== What is asked ==
Look through the listing for the word "bankovní". Copy each line that has it.

== Data to process ==
● ● ● ● ● ● ●
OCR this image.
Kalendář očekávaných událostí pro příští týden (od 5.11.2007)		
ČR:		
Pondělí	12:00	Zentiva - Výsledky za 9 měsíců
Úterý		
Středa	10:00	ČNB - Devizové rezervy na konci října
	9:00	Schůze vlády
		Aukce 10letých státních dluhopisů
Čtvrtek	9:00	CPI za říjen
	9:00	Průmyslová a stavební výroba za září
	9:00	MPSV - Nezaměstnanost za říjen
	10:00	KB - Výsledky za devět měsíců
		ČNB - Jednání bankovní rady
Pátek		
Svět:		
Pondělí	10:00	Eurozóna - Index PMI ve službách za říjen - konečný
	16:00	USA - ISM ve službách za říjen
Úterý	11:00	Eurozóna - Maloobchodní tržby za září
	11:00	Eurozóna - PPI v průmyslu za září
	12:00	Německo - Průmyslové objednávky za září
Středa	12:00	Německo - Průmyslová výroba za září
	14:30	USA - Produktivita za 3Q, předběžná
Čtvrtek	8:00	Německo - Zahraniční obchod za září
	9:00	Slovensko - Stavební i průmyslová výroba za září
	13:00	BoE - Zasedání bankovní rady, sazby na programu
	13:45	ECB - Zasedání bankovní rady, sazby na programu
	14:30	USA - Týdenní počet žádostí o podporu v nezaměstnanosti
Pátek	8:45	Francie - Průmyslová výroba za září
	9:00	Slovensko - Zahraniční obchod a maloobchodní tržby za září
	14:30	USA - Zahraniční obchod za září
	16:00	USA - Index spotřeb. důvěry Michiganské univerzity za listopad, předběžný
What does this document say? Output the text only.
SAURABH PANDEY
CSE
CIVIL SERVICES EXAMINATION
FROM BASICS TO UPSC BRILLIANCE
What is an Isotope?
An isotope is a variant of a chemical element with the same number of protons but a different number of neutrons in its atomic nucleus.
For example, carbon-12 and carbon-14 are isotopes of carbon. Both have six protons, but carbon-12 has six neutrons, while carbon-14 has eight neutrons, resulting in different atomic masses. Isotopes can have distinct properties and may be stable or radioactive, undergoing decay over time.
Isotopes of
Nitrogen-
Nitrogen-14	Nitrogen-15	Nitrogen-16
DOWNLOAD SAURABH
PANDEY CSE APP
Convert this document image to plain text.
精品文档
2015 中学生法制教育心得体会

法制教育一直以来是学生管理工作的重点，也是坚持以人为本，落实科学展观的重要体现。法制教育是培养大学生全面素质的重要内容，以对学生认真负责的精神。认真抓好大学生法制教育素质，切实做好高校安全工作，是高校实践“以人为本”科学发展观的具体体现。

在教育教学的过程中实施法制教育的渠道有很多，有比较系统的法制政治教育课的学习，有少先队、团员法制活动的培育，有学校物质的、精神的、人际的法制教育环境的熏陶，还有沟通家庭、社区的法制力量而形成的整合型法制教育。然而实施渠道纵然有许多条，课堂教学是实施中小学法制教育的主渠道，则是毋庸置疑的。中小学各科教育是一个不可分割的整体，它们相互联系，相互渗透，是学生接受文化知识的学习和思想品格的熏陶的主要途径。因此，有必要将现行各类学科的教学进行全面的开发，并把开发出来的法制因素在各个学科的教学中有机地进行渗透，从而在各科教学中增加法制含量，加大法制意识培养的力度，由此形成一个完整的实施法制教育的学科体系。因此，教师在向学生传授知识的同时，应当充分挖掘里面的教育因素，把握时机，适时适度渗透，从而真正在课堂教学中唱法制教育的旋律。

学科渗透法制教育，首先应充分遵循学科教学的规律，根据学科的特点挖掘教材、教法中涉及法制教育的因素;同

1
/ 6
● ● ● ● ● ● ●
== Exercise answer ==
		ČNB - Jednání bankovní rady
	13:00	BoE - Zasedání bankovní rady, sazby na programu
	13:45	ECB - Zasedání bankovní rady, sazby na programu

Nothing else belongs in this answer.